What is needed —
Transcribe nothing but the lines from the one with "OCR this image." to the end of the entries, both included, keeping each exact and leaving every picture out.
=== Records shown ===
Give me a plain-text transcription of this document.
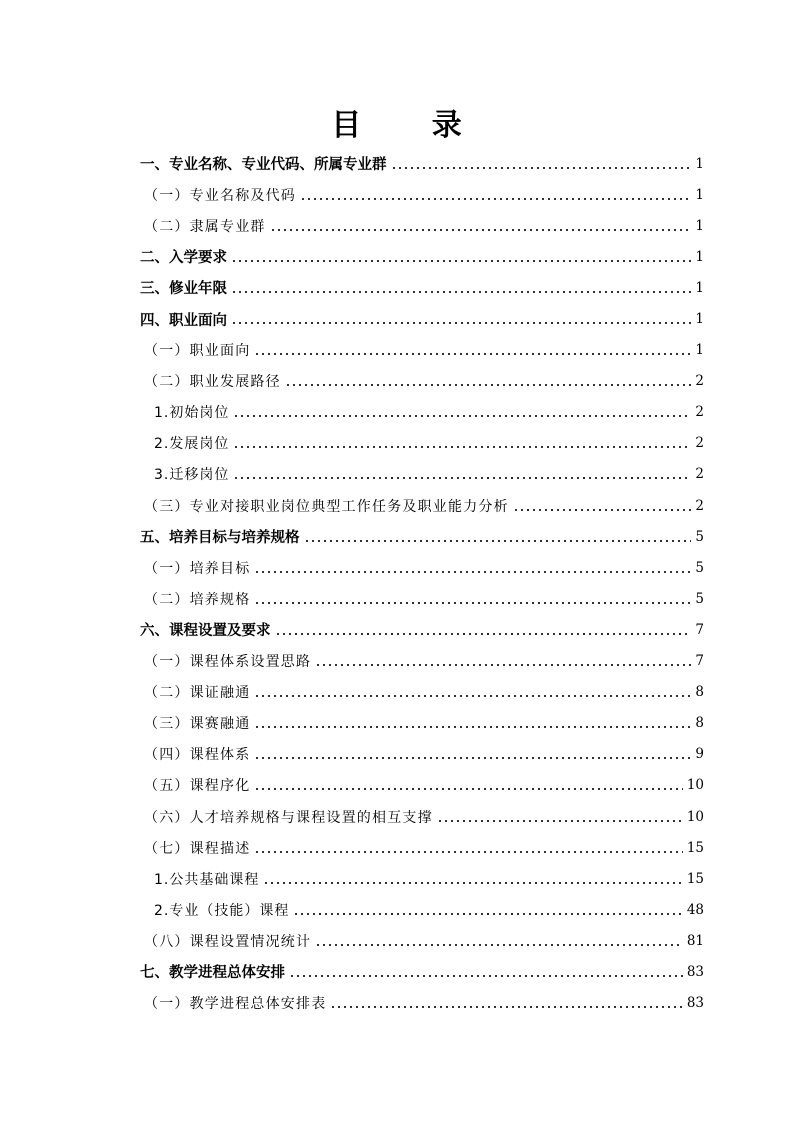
目 录
一、专业名称、专业代码、所属专业群	1
（一）专业名称及代码	1
（二）隶属专业群	1
二、入学要求	1
三、修业年限	1
四、职业面向	1
（一）职业面向	1
（二）职业发展路径	2
1.初始岗位	2
2.发展岗位	2
3.迁移岗位	2
（三）专业对接职业岗位典型工作任务及职业能力分析	2
五、培养目标与培养规格	5
（一）培养目标	5
（二）培养规格	5
六、课程设置及要求	7
（一）课程体系设置思路	7
（二）课证融通	8
（三）课赛融通	8
（四）课程体系	9
（五）课程序化	10
（六）人才培养规格与课程设置的相互支撑	10
（七）课程描述	15
1.公共基础课程	15
2.专业（技能）课程	48
（八）课程设置情况统计	81
七、教学进程总体安排	83
（一）教学进程总体安排表	83
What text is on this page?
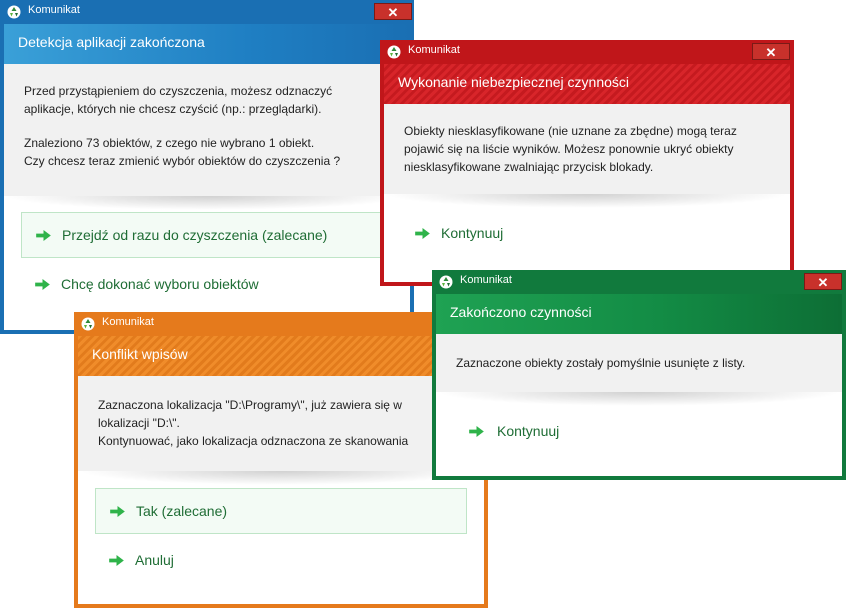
Komunikat	✕
Detekcja aplikacji zakończona
Przed przystąpieniem do czyszczenia, możesz odznaczyć
aplikacje, których nie chcesz czyścić (np.: przeglądarki).
Znaleziono 73 obiektów, z czego nie wybrano 1 obiekt.
Czy chcesz teraz zmienić wybór obiektów do czyszczenia ?
Przejdź od razu do czyszczenia (zalecane)
Chcę dokonać wyboru obiektów
Komunikat	✕
Wykonanie niebezpiecznej czynności
Obiekty niesklasyfikowane (nie uznane za zbędne) mogą teraz
pojawić się na liście wyników. Możesz ponownie ukryć obiekty
niesklasyfikowane zwalniając przycisk blokady.
Kontynuuj
Komunikat
Konflikt wpisów
Zaznaczona lokalizacja "D:\Programy\", już zawiera się w
lokalizacji "D:\".
Kontynuować, jako lokalizacja odznaczona ze skanowania
Tak (zalecane)
Anuluj
Komunikat	✕
Zakończono czynności
Zaznaczone obiekty zostały pomyślnie usunięte z listy.
Kontynuuj
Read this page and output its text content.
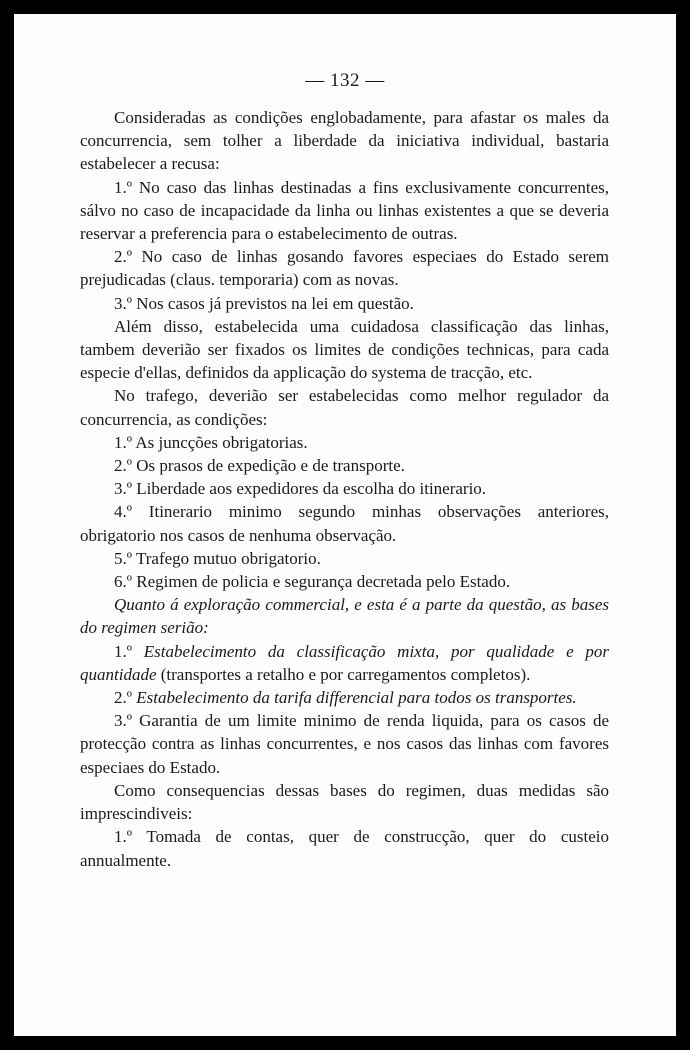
— 132 —

Consideradas as condições englobadamente, para afastar os males da concurrencia, sem tolher a liberdade da iniciativa individual, bastaria estabelecer a recusa:

1.º No caso das linhas destinadas a fins exclusivamente concurrentes, sálvo no caso de incapacidade da linha ou linhas existentes a que se deveria reservar a preferencia para o estabelecimento de outras.

2.º No caso de linhas gosando favores especiaes do Estado serem prejudicadas (claus. temporaria) com as novas.

3.º Nos casos já previstos na lei em questão.

Além disso, estabelecida uma cuidadosa classificação das linhas, tambem deverião ser fixados os limites de condições technicas, para cada especie d'ellas, definidos da applicação do systema de tracção, etc.

No trafego, deverião ser estabelecidas como melhor regulador da concurrencia, as condições:

1.º As juncções obrigatorias.

2.º Os prasos de expedição e de transporte.

3.º Liberdade aos expedidores da escolha do itinerario.

4.º Itinerario minimo segundo minhas observações anteriores, obrigatorio nos casos de nenhuma observação.

5.º Trafego mutuo obrigatorio.

6.º Regimen de policia e segurança decretada pelo Estado.

Quanto á exploração commercial, e esta é a parte da questão, as bases do regimen serião:

1.º Estabelecimento da classificação mixta, por qualidade e por quantidade (transportes a retalho e por carregamentos completos).

2.º Estabelecimento da tarifa differencial para todos os transportes.

3.º Garantia de um limite minimo de renda liquida, para os casos de protecção contra as linhas concurrentes, e nos casos das linhas com favores especiaes do Estado.

Como consequencias dessas bases do regimen, duas medidas são imprescindiveis:

1.º Tomada de contas, quer de construcção, quer do custeio annualmente.
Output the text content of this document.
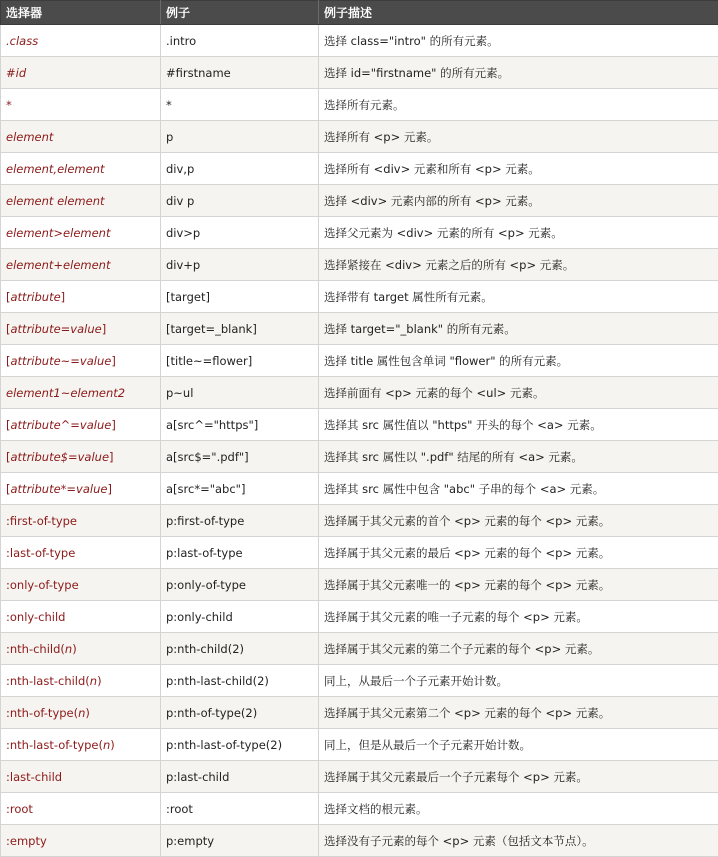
选择器	例子	例子描述
.class	.intro	选择 class="intro" 的所有元素。
#id	#firstname	选择 id="firstname" 的所有元素。
*	*	选择所有元素。
element	p	选择所有 <p> 元素。
element,element	div,p	选择所有 <div> 元素和所有 <p> 元素。
element element	div p	选择 <div> 元素内部的所有 <p> 元素。
element>element	div>p	选择父元素为 <div> 元素的所有 <p> 元素。
element+element	div+p	选择紧接在 <div> 元素之后的所有 <p> 元素。
[attribute]	[target]	选择带有 target 属性所有元素。
[attribute=value]	[target=_blank]	选择 target="_blank" 的所有元素。
[attribute~=value]	[title~=flower]	选择 title 属性包含单词 "flower" 的所有元素。
element1~element2	p~ul	选择前面有 <p> 元素的每个 <ul> 元素。
[attribute^=value]	a[src^="https"]	选择其 src 属性值以 "https" 开头的每个 <a> 元素。
[attribute$=value]	a[src$=".pdf"]	选择其 src 属性以 ".pdf" 结尾的所有 <a> 元素。
[attribute*=value]	a[src*="abc"]	选择其 src 属性中包含 "abc" 子串的每个 <a> 元素。
:first-of-type	p:first-of-type	选择属于其父元素的首个 <p> 元素的每个 <p> 元素。
:last-of-type	p:last-of-type	选择属于其父元素的最后 <p> 元素的每个 <p> 元素。
:only-of-type	p:only-of-type	选择属于其父元素唯一的 <p> 元素的每个 <p> 元素。
:only-child	p:only-child	选择属于其父元素的唯一子元素的每个 <p> 元素。
:nth-child(n)	p:nth-child(2)	选择属于其父元素的第二个子元素的每个 <p> 元素。
:nth-last-child(n)	p:nth-last-child(2)	同上，从最后一个子元素开始计数。
:nth-of-type(n)	p:nth-of-type(2)	选择属于其父元素第二个 <p> 元素的每个 <p> 元素。
:nth-last-of-type(n)	p:nth-last-of-type(2)	同上，但是从最后一个子元素开始计数。
:last-child	p:last-child	选择属于其父元素最后一个子元素每个 <p> 元素。
:root	:root	选择文档的根元素。
:empty	p:empty	选择没有子元素的每个 <p> 元素（包括文本节点）。
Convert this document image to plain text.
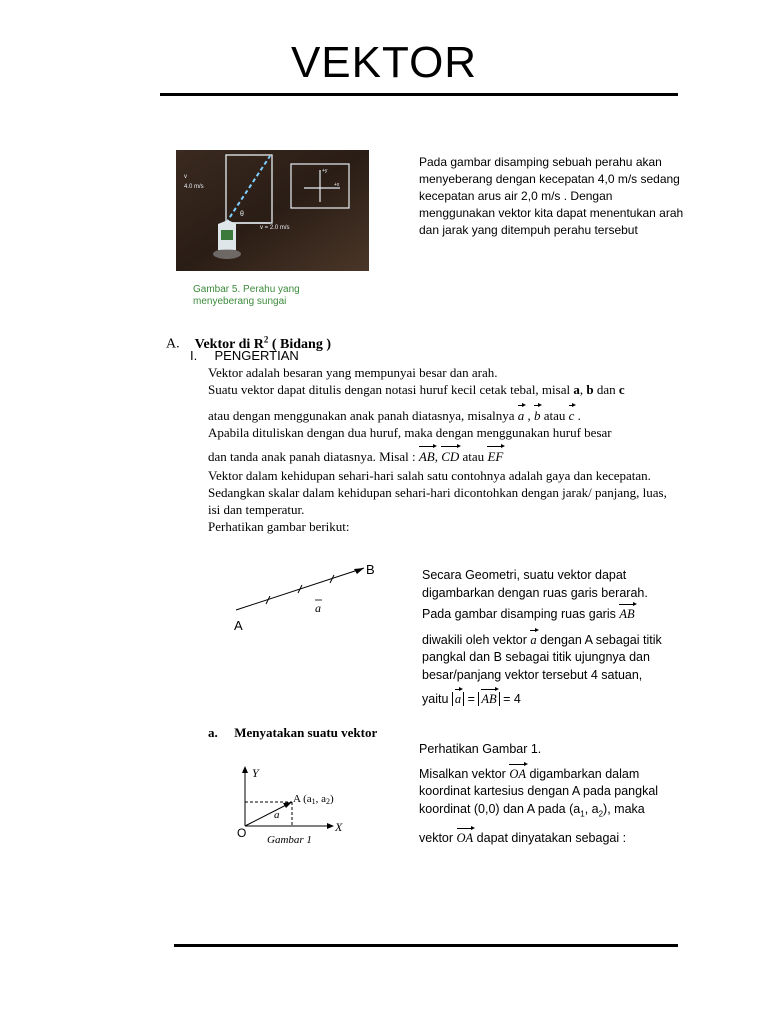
VEKTOR
v
4.0 m/s
θ
v = 2.0 m/s
+y
+x
Gambar 5. Perahu yang menyeberang sungai
Pada gambar disamping sebuah perahu akan menyeberang dengan kecepatan 4,0 m/s sedang kecepatan arus air 2,0 m/s . Dengan menggunakan vektor kita dapat menentukan arah dan jarak yang ditempuh perahu tersebut
A. Vektor di $R^2$ ( Bidang )
I. PENGERTIAN
Vektor adalah besaran yang mempunyai besar dan arah.
Suatu vektor dapat ditulis dengan notasi huruf kecil cetak tebal, misal a, b dan c
atau dengan menggunakan anak panah diatasnya, misalnya a , b atau c .
Apabila dituliskan dengan dua huruf, maka dengan menggunakan huruf besar
dan tanda anak panah diatasnya. Misal : AB, CD atau EF
Vektor dalam kehidupan sehari-hari salah satu contohnya adalah gaya dan kecepatan.
Sedangkan skalar dalam kehidupan sehari-hari dicontohkan dengan jarak/ panjang, luas, isi dan temperatur.
Perhatikan gambar berikut:
A
B
a
Secara Geometri, suatu vektor dapat digambarkan dengan ruas garis berarah.
Pada gambar disamping ruas garis AB
diwakili oleh vektor a dengan A sebagai titik pangkal dan B sebagai titik ujungnya dan besar/panjang vektor tersebut 4 satuan,
yaitu a = AB = 4
a. Menyatakan suatu vektor
Y
X
O
A (a1, a2)
a
Gambar 1
Perhatikan Gambar 1.
Misalkan vektor OA digambarkan dalam koordinat kartesius dengan A pada pangkal koordinat (0,0) dan A pada ($a_1$, $a_2$), maka
vektor OA dapat dinyatakan sebagai :
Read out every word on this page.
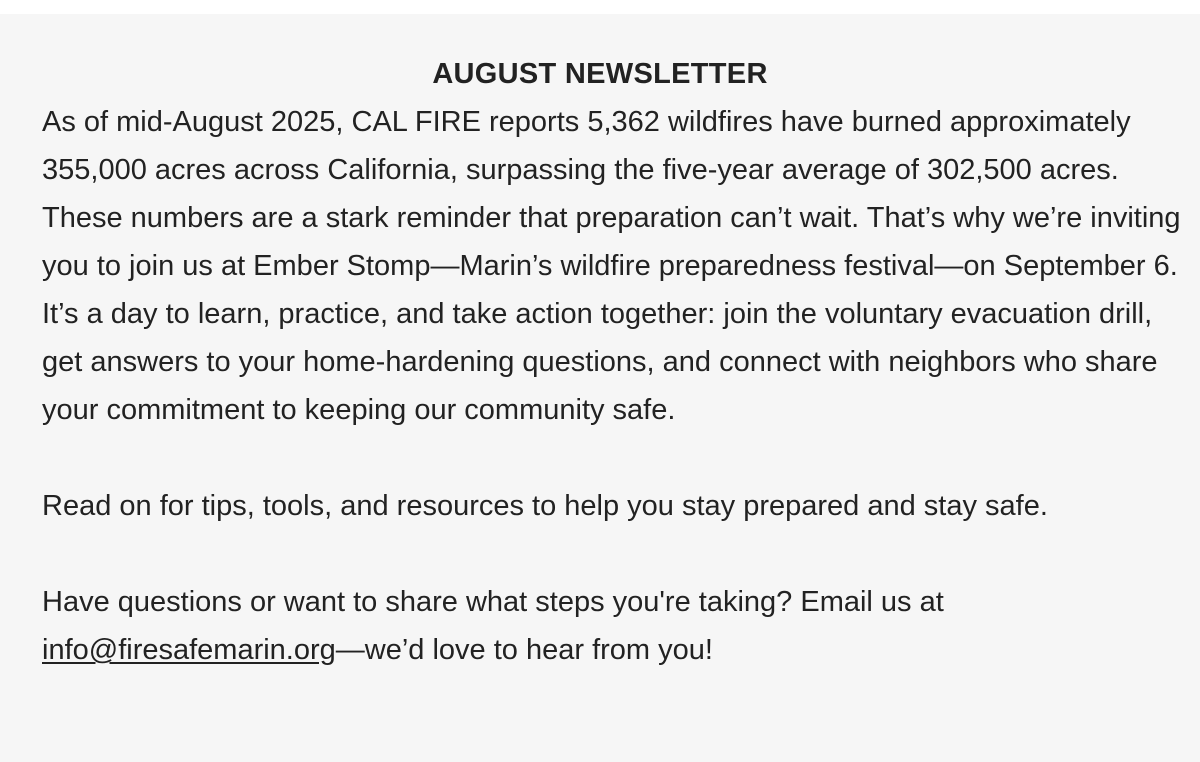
AUGUST NEWSLETTER

As of mid-August 2025, CAL FIRE reports 5,362 wildfires have burned approximately 355,000 acres across California, surpassing the five-year average of 302,500 acres. These numbers are a stark reminder that preparation can’t wait. That’s why we’re inviting you to join us at Ember Stomp—Marin’s wildfire preparedness festival—on September 6. It’s a day to learn, practice, and take action together: join the voluntary evacuation drill, get answers to your home-hardening questions, and connect with neighbors who share your commitment to keeping our community safe.

Read on for tips, tools, and resources to help you stay prepared and stay safe.

Have questions or want to share what steps you're taking? Email us at info@firesafemarin.org—we’d love to hear from you!
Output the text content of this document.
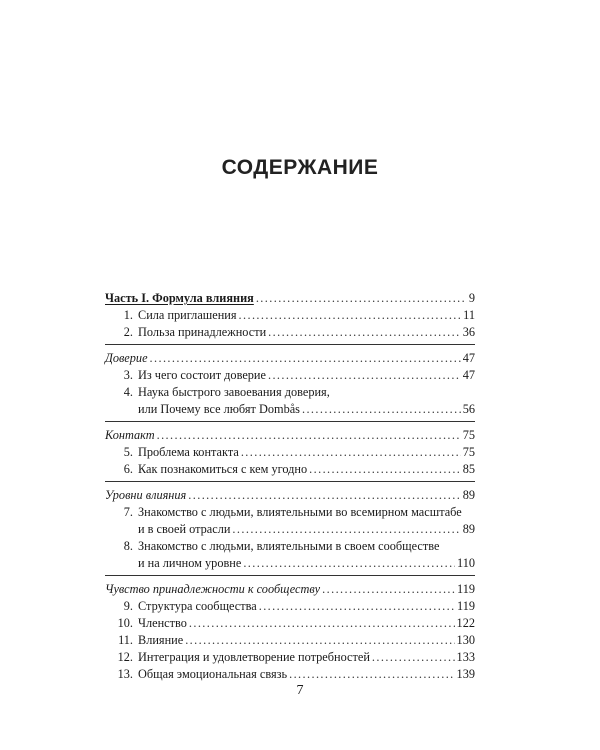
СОДЕРЖАНИЕ
Часть I. Формула влияния .....	9
1. Сила приглашения .....	11
2. Польза принадлежности .....	36
Доверие .....	47
3. Из чего состоит доверие .....	47
4. Наука быстрого завоевания доверия,
или Почему все любят Dombås .....	56
Контакт .....	75
5. Проблема контакта .....	75
6. Как познакомиться с кем угодно .....	85
Уровни влияния .....	89
7. Знакомство с людьми, влиятельными во всемирном масштабе
и в своей отрасли .....	89
8. Знакомство с людьми, влиятельными в своем сообществе
и на личном уровне .....	110
Чувство принадлежности к сообществу .....	119
9. Структура сообщества .....	119
10. Членство .....	122
11. Влияние .....	130
12. Интеграция и удовлетворение потребностей .....	133
13. Общая эмоциональная связь .....	139
7
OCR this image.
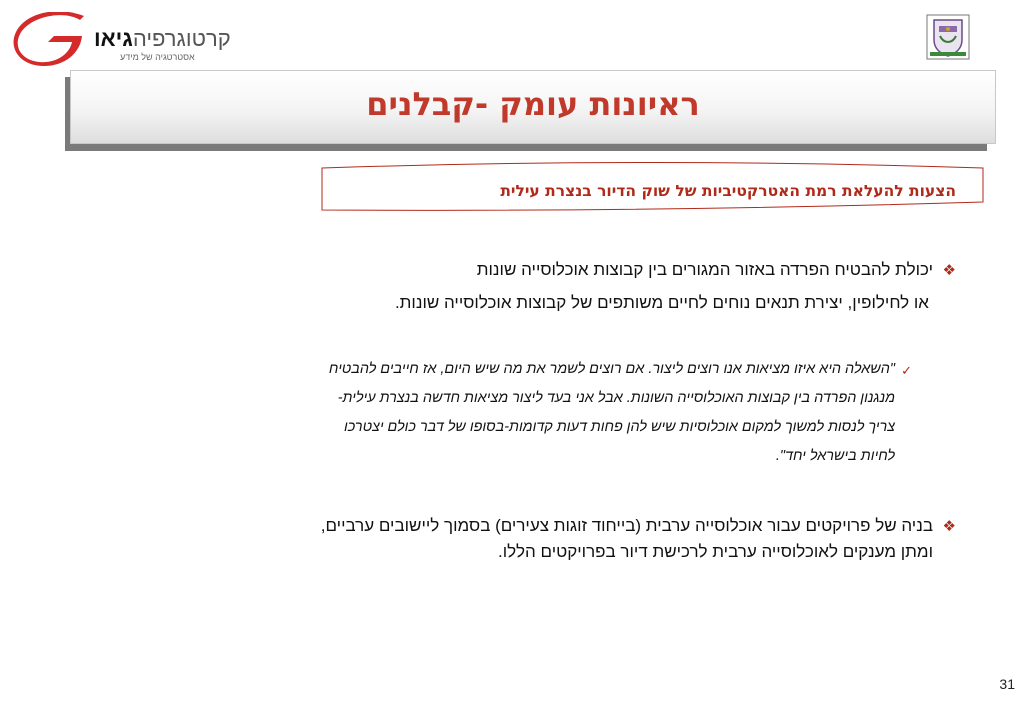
קרטוגרפיהגיאו
אסטרטגיה של מידע
ראיונות עומק -קבלנים
הצעות להעלאת רמת האטרקטיביות של שוק הדיור בנצרת עילית
❖
יכולת להבטיח הפרדה באזור המגורים בין קבוצות אוכלוסייה שונות
או לחילופין, יצירת תנאים נוחים לחיים משותפים של קבוצות אוכלוסייה שונות.
✓
"השאלה היא איזו מציאות אנו רוצים ליצור. אם רוצים לשמר את מה שיש היום, אז חייבים להבטיח
מנגנון הפרדה בין קבוצות האוכלוסייה השונות. אבל אני בעד ליצור מציאות חדשה בנצרת עילית-
צריך לנסות למשוך למקום אוכלוסיות שיש להן פחות דעות קדומות-בסופו של דבר כולם יצטרכו
לחיות בישראל יחד".
❖
בניה של פרויקטים עבור אוכלוסייה ערבית (בייחוד זוגות צעירים) בסמוך ליישובים ערביים,
ומתן מענקים לאוכלוסייה ערבית לרכישת דיור בפרויקטים הללו.
31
===
Exercise output —
OCR this image.
קרטוגרפיהגיאו
אסטרטגיה של מידע
ראיונות עומק -קבלנים
הצעות להעלאת רמת האטרקטיביות של שוק הדיור בנצרת עילית
❖
יכולת להבטיח הפרדה באזור המגורים בין קבוצות אוכלוסייה שונות
או לחילופין, יצירת תנאים נוחים לחיים משותפים של קבוצות אוכלוסייה שונות.
✓
"השאלה היא איזו מציאות אנו רוצים ליצור. אם רוצים לשמר את מה שיש היום, אז חייבים להבטיח
מנגנון הפרדה בין קבוצות האוכלוסייה השונות. אבל אני בעד ליצור מציאות חדשה בנצרת עילית-
צריך לנסות למשוך למקום אוכלוסיות שיש להן פחות דעות קדומות-בסופו של דבר כולם יצטרכו
לחיות בישראל יחד".
❖
בניה של פרויקטים עבור אוכלוסייה ערבית (בייחוד זוגות צעירים) בסמוך ליישובים ערביים,
ומתן מענקים לאוכלוסייה ערבית לרכישת דיור בפרויקטים הללו.
31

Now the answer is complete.